▸ **Aim**: Copy out every line containing the word "лѣсу".
********
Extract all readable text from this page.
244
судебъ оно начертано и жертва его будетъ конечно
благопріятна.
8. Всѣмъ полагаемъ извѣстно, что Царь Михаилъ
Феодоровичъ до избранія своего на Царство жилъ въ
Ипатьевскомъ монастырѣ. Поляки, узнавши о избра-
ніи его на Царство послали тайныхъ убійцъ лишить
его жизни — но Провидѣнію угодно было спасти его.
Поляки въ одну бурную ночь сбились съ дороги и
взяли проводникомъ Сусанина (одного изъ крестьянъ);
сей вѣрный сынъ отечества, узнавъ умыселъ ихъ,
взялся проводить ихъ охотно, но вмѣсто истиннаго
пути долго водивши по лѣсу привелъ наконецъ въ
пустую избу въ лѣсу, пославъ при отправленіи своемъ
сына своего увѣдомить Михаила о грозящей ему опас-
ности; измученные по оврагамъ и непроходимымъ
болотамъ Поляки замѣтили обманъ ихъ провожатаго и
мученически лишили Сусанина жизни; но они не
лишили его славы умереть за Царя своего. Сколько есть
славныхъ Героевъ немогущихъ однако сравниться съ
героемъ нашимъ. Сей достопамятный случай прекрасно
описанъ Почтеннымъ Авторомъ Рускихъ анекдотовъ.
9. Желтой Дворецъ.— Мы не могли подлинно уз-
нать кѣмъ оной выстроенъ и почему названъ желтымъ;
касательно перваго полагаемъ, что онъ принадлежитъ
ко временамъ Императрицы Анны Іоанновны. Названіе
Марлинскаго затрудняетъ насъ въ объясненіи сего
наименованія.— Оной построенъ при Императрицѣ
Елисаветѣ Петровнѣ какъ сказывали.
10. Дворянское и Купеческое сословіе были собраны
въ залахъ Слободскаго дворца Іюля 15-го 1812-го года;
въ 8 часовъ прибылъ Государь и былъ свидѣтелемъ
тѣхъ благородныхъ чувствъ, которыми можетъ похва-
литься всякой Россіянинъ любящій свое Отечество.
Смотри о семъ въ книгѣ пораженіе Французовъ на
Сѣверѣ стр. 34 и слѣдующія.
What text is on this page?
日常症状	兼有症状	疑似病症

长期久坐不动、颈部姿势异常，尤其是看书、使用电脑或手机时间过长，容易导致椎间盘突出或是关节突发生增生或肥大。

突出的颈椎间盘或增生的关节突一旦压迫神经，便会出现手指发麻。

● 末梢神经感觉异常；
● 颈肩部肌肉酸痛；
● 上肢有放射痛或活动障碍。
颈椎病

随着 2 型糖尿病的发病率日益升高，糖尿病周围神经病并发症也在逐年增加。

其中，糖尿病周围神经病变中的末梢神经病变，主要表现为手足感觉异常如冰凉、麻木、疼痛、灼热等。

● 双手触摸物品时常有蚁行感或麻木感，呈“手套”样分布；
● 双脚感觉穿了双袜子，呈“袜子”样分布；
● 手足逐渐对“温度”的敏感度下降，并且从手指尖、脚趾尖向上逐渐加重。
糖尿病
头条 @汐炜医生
********
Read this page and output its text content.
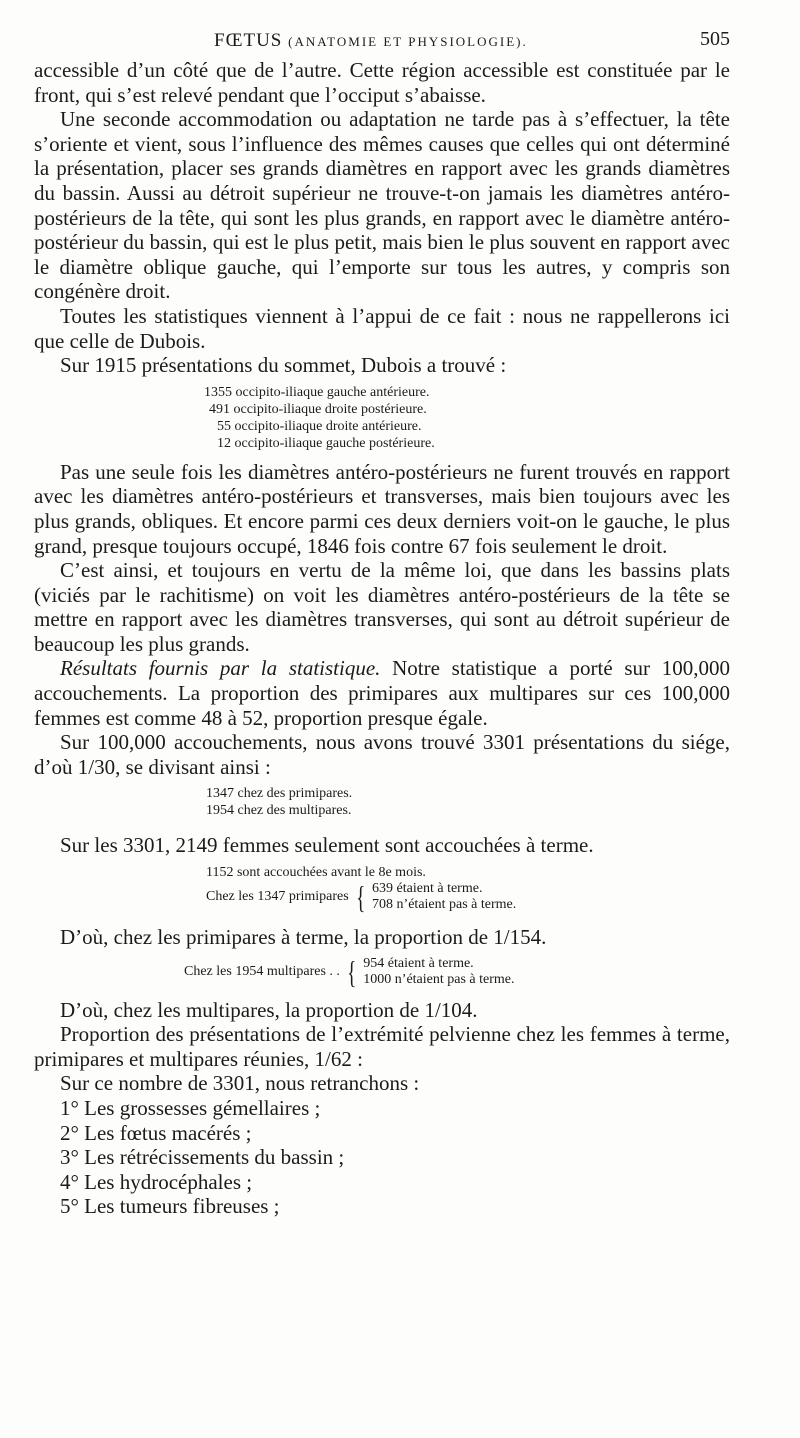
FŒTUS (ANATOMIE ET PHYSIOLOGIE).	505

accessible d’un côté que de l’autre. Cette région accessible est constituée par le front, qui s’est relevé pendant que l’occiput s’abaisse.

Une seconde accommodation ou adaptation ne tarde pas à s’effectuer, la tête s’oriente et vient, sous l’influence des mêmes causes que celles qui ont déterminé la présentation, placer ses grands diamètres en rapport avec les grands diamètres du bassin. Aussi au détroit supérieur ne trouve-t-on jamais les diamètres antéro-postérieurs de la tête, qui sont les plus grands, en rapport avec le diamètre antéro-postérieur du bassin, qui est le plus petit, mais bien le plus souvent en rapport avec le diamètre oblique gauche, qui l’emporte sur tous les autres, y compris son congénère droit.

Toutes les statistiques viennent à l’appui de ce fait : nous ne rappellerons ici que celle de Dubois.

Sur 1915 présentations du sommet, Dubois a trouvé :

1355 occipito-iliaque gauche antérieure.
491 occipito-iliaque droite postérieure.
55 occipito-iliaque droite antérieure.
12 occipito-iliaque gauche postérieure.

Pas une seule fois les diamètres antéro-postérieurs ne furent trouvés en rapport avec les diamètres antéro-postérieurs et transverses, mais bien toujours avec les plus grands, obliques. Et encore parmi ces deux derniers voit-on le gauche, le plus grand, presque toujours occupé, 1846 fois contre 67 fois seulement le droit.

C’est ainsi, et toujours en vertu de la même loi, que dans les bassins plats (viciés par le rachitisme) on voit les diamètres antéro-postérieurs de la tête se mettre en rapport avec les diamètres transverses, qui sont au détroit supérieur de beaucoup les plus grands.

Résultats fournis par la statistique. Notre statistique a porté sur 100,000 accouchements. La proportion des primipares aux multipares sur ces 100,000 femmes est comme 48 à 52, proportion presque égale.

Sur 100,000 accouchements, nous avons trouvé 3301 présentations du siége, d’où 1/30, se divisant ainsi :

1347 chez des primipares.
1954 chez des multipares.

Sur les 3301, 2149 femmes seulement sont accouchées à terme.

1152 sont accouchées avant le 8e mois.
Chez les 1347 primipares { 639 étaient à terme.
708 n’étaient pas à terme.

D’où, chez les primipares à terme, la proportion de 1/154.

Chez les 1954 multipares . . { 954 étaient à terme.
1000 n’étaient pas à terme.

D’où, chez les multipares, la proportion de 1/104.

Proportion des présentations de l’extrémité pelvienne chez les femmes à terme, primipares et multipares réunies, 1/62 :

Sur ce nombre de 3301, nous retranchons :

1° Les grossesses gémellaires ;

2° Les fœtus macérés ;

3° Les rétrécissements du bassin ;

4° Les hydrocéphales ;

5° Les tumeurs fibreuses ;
********
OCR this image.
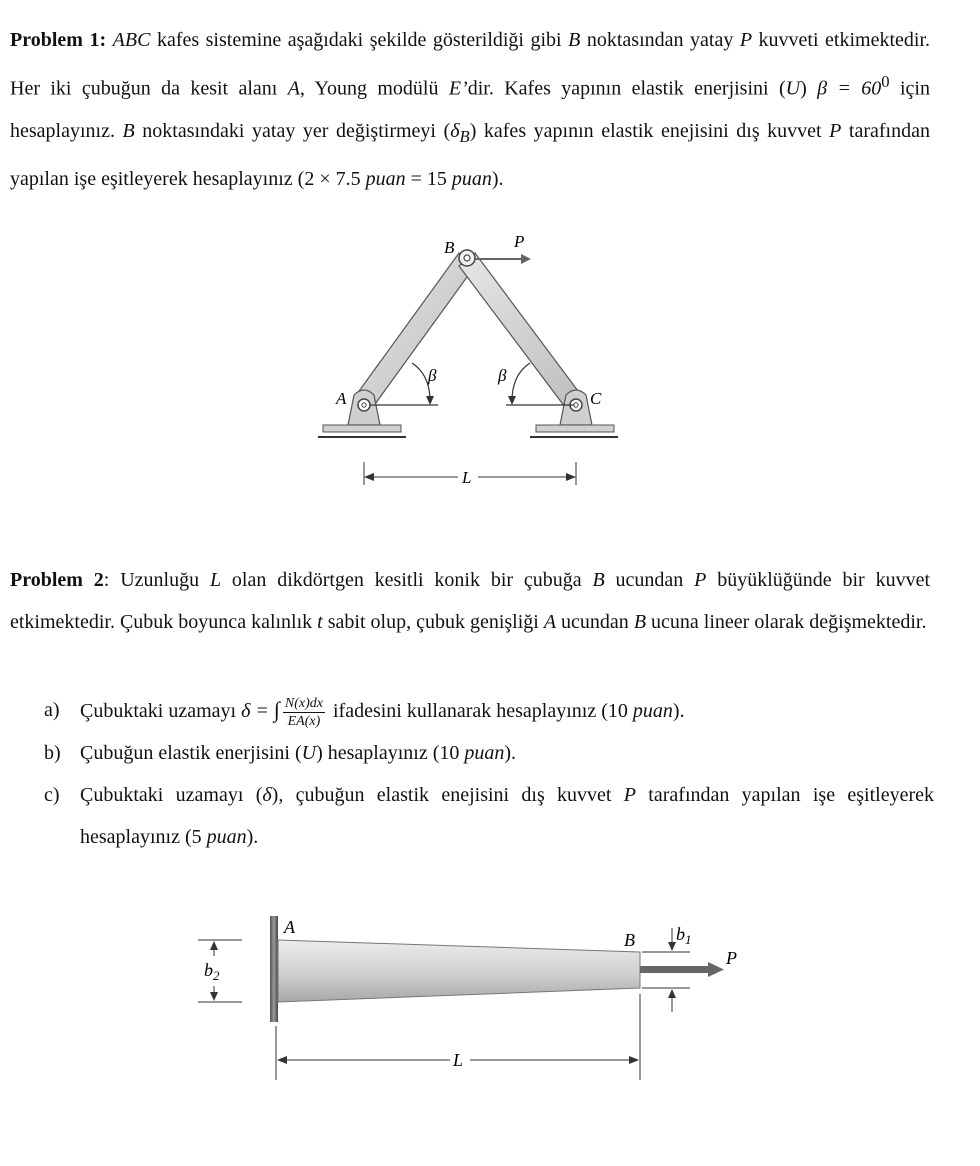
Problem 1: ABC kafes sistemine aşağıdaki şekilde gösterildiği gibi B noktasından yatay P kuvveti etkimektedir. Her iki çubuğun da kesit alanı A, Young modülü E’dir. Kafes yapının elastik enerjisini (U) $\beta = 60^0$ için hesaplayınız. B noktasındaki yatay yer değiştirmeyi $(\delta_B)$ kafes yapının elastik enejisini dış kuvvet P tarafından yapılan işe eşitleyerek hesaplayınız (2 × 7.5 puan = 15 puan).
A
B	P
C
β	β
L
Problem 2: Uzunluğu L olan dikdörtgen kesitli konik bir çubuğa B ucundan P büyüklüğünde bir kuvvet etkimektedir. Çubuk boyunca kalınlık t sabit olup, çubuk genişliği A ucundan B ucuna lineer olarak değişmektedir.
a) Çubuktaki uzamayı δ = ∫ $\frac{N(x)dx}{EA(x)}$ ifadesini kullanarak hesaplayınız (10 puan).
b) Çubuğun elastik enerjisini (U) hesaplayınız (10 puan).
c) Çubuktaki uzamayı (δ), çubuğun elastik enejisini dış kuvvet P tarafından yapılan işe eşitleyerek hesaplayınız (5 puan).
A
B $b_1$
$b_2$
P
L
********
▸ **Answer to the task**:
пути долго водивши по лѣсу привелъ наконецъ въ
пустую избу въ лѣсу, пославъ при отправленіи своемъ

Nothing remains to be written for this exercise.